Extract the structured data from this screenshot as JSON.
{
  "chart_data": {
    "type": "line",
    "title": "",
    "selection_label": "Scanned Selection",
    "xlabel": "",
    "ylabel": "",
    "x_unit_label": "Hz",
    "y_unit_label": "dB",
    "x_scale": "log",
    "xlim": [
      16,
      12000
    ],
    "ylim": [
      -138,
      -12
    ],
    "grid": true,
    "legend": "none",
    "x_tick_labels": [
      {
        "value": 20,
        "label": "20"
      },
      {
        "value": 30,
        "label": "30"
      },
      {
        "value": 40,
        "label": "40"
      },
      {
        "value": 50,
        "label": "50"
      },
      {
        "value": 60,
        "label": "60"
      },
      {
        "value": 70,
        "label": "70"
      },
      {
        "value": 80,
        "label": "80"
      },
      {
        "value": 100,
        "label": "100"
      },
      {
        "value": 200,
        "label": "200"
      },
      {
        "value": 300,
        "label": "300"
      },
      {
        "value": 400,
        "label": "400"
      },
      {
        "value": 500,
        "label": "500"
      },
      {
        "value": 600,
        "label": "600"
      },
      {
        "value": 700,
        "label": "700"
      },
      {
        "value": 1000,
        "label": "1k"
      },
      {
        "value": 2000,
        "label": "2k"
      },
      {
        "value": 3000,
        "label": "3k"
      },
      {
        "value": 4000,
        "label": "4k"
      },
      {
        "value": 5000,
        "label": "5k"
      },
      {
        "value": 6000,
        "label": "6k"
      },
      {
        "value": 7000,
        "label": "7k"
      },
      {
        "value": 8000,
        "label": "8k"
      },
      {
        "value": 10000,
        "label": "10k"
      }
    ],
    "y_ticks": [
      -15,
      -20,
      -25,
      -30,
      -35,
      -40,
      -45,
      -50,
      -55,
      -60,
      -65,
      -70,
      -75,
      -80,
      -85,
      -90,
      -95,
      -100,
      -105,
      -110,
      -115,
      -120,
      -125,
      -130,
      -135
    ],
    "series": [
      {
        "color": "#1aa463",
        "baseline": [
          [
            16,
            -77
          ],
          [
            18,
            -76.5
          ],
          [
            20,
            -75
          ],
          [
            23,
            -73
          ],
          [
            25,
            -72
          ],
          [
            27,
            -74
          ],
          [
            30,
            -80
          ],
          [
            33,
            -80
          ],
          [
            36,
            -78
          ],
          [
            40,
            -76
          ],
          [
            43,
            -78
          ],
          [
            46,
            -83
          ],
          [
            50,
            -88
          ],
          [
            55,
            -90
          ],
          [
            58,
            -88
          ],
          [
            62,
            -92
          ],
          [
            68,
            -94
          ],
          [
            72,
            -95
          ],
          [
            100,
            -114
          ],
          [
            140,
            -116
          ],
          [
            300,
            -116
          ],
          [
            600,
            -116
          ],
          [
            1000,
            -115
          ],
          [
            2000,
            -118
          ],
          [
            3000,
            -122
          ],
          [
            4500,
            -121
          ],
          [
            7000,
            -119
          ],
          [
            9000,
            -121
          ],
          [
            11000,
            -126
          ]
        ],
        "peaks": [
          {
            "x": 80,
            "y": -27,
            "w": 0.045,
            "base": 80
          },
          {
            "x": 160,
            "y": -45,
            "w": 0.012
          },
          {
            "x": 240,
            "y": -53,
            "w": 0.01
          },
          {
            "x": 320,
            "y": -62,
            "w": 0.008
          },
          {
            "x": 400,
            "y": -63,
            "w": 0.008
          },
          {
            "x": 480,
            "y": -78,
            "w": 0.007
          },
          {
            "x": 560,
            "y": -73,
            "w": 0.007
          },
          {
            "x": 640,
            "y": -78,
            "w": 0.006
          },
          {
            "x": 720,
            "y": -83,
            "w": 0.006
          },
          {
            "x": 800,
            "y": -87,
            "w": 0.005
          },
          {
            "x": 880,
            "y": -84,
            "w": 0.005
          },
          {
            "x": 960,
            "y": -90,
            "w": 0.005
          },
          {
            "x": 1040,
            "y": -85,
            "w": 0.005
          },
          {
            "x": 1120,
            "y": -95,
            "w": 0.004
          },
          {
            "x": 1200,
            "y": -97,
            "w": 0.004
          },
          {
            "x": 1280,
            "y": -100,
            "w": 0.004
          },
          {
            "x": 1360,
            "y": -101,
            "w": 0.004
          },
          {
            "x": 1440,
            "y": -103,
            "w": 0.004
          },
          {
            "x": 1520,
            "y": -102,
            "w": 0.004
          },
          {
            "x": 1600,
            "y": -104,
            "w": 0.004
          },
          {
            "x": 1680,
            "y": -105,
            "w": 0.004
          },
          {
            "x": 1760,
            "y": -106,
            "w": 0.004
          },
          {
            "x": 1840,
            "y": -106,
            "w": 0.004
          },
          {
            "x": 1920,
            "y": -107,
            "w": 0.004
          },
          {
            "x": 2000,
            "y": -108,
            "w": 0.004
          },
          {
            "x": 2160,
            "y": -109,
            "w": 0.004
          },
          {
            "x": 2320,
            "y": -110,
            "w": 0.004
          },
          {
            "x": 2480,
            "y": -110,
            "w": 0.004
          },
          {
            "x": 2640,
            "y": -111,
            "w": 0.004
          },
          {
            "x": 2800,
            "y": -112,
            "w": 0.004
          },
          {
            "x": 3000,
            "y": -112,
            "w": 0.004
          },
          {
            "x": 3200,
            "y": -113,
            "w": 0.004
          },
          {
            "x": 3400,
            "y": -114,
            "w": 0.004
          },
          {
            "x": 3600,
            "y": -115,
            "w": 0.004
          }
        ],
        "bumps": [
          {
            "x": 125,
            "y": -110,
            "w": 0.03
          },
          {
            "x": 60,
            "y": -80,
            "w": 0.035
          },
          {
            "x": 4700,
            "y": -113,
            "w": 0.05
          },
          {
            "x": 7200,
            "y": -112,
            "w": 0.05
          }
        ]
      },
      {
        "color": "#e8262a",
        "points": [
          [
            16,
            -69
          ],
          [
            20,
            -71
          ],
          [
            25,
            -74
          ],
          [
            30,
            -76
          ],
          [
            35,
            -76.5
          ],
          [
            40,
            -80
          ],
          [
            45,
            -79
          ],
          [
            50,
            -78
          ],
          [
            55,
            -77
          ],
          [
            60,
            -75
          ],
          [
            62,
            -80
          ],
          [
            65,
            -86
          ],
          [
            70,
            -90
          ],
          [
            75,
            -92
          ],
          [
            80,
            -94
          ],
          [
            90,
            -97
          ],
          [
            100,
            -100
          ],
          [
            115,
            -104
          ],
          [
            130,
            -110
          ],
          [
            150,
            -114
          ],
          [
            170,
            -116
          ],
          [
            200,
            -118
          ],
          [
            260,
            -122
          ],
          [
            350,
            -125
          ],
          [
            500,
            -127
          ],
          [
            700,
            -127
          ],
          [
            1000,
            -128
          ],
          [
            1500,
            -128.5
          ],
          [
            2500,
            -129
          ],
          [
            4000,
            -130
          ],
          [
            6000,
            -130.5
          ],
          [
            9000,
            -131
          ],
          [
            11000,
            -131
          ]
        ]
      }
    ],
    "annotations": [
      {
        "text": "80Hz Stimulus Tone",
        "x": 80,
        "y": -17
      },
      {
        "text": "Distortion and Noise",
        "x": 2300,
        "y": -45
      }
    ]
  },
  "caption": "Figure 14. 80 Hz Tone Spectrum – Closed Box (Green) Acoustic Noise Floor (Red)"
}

══════

- _EXERCISE BRIEF_:
Identify how many lines in the entries above include the string "Noise", then state that number alone.

- _CORRECT OUTPUT_:
2